• **Exercise details**: Set the records down again in full, exactly as they are, apart from the images.

• **Records from a dataset**:

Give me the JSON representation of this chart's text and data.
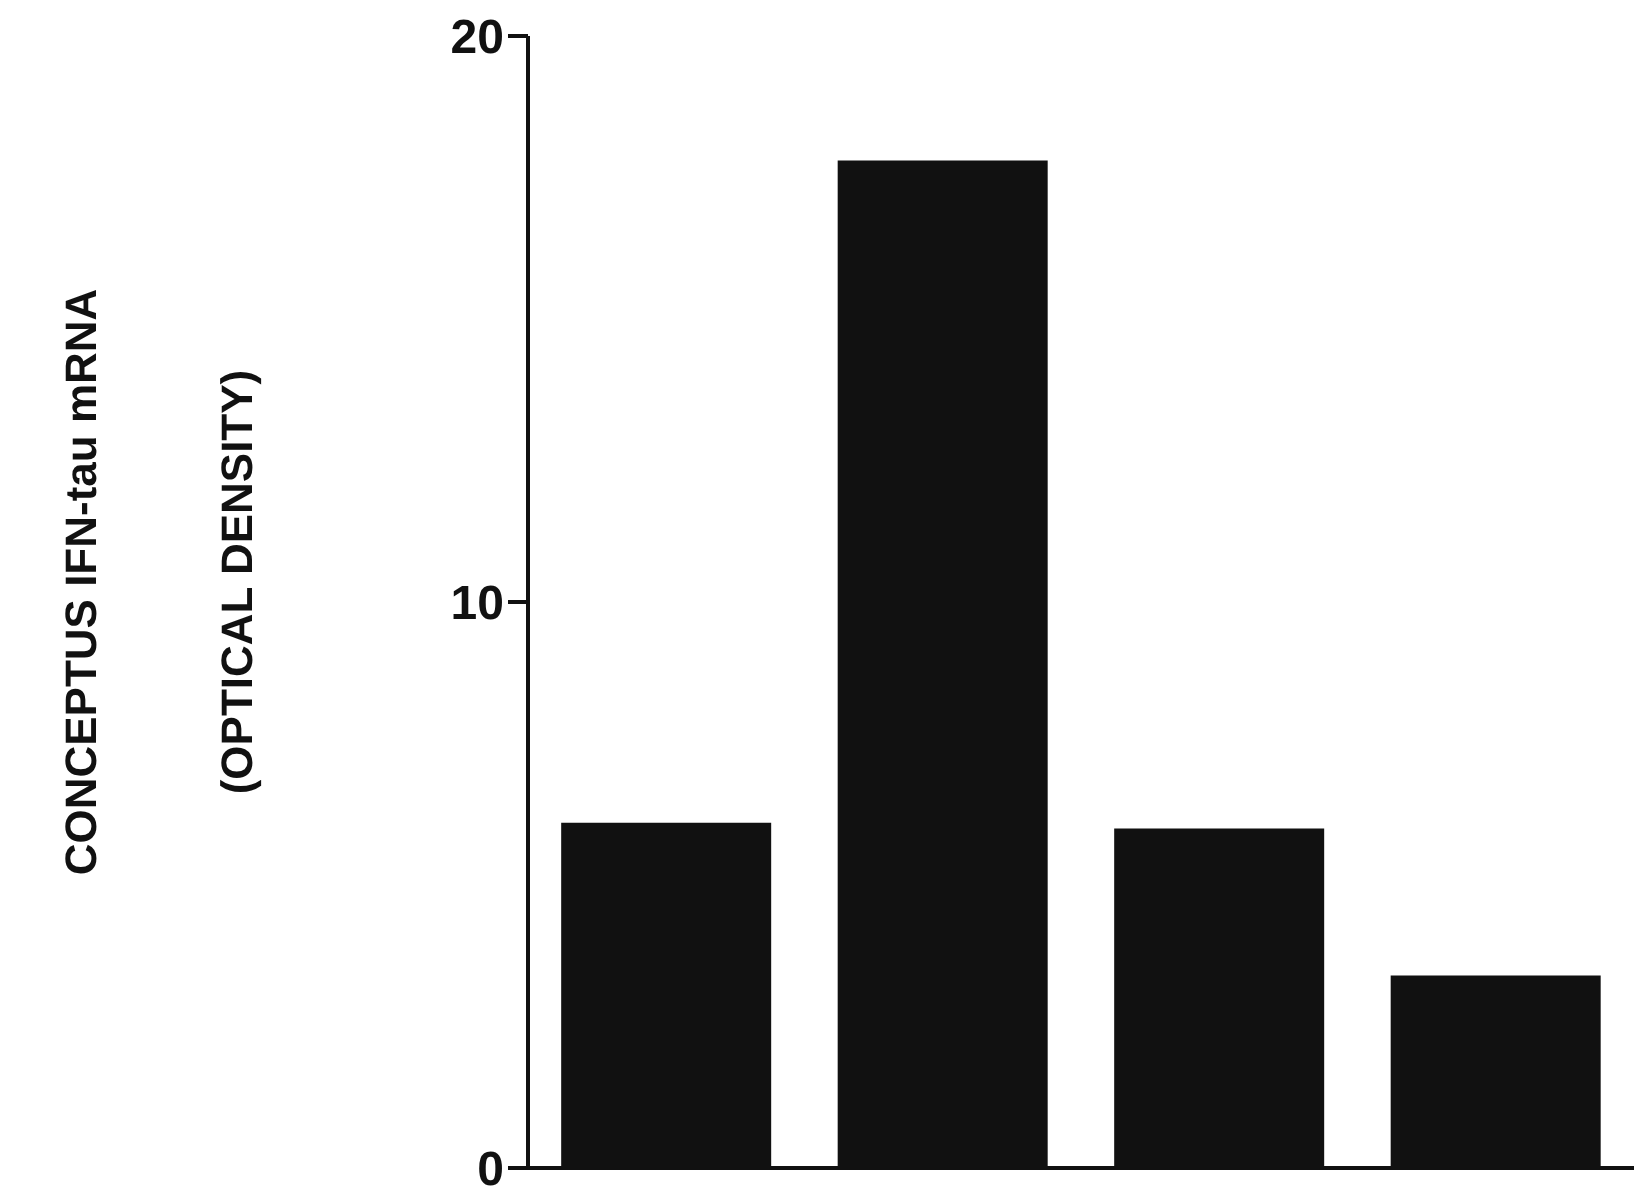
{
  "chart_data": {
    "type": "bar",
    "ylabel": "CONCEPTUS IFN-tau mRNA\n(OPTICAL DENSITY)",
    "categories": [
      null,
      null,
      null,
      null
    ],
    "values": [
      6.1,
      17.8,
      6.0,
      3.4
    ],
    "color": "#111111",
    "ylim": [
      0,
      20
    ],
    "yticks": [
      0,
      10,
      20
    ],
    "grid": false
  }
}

• **Written response**:
Give me the JSON representation of this chart's text and data.
{
  "chart_data": {
    "type": "bar",
    "ylabel": "CONCEPTUS IFN-tau mRNA\n(OPTICAL DENSITY)",
    "categories": [
      null,
      null,
      null,
      null
    ],
    "values": [
      6.1,
      17.8,
      6.0,
      3.4
    ],
    "color": "#111111",
    "ylim": [
      0,
      20
    ],
    "yticks": [
      0,
      10,
      20
    ],
    "grid": false
  }
}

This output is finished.